* start MATERIAL FOR THE TASK *

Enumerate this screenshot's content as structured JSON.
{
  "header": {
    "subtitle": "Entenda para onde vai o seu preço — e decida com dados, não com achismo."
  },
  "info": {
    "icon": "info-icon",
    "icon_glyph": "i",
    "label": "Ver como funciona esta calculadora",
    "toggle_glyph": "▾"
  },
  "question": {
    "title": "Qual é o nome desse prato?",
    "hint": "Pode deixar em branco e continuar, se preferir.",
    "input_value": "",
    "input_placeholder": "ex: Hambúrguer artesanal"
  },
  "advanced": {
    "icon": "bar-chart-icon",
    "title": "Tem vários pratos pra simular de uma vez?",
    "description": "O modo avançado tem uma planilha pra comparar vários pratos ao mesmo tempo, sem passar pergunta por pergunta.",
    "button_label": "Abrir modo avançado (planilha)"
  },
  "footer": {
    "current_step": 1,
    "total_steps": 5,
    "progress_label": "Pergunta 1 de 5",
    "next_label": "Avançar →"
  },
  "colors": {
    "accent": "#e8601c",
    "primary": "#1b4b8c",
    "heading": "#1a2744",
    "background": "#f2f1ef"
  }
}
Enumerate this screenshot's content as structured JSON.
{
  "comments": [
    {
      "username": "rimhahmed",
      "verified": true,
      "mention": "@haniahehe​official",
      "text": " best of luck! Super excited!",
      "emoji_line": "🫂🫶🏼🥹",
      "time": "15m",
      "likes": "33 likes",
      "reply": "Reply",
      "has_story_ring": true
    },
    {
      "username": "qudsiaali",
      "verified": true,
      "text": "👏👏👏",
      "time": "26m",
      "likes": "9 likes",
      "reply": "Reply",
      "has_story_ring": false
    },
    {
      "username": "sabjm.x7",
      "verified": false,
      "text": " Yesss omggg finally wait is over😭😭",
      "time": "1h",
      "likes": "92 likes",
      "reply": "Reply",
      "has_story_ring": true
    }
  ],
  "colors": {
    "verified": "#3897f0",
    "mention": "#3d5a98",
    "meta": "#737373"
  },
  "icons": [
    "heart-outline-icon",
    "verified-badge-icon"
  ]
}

* end MATERIAL FOR THE TASK *

▶ **TASK TO CARRY OUT**
Identify and copy the lines holding the word "username".

▶ **OUTPUT BELOW**
      "username": "rimhahmed",
      "username": "qudsiaali",
      "username": "sabjm.x7",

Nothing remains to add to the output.